## Given problem
For this exercise, copy out each line of the material below that includes "ProRealTime".
====
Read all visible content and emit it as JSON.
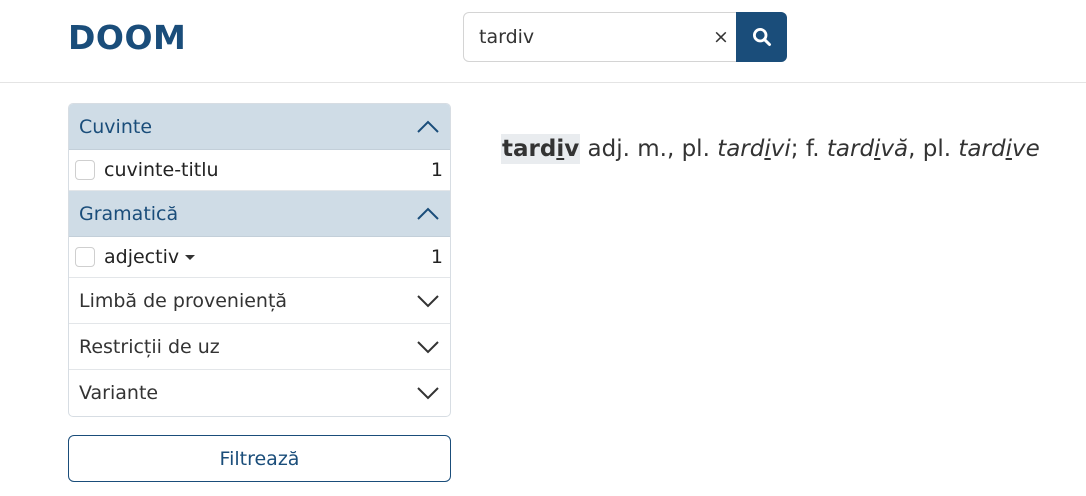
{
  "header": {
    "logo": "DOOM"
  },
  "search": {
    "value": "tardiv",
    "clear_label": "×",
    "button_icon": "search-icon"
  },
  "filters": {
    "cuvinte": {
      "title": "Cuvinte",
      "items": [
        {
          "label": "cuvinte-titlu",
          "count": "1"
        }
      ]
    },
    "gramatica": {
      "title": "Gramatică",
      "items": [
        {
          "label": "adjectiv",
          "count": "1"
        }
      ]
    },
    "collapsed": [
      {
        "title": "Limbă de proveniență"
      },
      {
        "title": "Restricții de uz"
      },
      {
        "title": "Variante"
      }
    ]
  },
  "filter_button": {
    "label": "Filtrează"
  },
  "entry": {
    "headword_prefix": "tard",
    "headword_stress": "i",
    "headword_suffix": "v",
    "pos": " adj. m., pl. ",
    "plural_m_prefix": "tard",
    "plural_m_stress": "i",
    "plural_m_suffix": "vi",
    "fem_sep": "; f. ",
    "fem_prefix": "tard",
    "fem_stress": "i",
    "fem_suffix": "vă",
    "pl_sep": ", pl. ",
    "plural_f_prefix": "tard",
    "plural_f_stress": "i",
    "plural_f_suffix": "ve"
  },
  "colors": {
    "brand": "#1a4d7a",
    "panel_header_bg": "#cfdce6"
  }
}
====
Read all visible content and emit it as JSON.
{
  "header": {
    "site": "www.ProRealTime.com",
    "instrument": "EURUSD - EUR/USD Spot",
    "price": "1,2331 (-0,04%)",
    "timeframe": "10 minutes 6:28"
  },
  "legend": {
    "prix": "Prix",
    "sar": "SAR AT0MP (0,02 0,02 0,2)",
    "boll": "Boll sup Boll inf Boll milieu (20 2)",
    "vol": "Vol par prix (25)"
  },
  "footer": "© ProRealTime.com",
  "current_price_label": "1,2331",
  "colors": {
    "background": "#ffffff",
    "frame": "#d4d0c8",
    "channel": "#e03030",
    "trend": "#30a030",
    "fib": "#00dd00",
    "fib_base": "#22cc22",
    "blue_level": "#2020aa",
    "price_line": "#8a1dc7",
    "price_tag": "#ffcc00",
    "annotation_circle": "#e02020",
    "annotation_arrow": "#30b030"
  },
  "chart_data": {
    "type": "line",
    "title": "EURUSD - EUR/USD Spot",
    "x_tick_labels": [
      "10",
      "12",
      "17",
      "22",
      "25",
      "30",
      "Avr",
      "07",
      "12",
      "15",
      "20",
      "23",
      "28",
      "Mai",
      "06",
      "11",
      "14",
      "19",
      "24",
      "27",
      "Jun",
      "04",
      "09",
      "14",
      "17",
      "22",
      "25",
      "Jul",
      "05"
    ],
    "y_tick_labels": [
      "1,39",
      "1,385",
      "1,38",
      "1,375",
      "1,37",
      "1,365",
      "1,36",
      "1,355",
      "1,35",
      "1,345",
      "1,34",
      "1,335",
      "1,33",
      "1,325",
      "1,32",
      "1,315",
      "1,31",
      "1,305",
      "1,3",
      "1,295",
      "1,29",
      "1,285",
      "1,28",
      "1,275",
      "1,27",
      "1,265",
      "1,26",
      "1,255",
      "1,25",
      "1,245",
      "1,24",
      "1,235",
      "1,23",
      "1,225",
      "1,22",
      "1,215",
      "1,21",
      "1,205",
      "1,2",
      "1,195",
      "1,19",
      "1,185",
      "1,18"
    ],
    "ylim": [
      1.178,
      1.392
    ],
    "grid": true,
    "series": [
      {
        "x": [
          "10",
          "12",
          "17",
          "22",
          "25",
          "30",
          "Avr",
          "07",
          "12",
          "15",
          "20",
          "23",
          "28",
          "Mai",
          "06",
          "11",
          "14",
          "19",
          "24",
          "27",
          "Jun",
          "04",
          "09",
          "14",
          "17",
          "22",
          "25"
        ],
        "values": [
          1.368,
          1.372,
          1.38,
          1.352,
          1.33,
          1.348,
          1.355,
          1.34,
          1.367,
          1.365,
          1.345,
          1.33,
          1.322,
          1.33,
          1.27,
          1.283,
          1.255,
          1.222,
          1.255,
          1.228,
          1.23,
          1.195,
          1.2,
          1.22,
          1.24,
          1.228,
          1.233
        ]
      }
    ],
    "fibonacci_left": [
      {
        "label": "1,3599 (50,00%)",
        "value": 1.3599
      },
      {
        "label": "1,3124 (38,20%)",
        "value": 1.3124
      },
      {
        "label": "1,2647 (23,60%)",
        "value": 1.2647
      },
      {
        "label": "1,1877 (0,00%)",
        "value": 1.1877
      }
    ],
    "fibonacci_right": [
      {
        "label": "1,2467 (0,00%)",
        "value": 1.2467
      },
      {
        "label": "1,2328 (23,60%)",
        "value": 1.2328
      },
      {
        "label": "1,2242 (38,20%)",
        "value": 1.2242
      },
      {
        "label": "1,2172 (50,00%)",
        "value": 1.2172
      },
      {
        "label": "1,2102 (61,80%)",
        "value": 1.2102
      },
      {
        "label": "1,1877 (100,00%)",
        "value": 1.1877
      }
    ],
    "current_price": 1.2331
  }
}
====
## Response
    "site": "www.ProRealTime.com",
  "footer": "© ProRealTime.com",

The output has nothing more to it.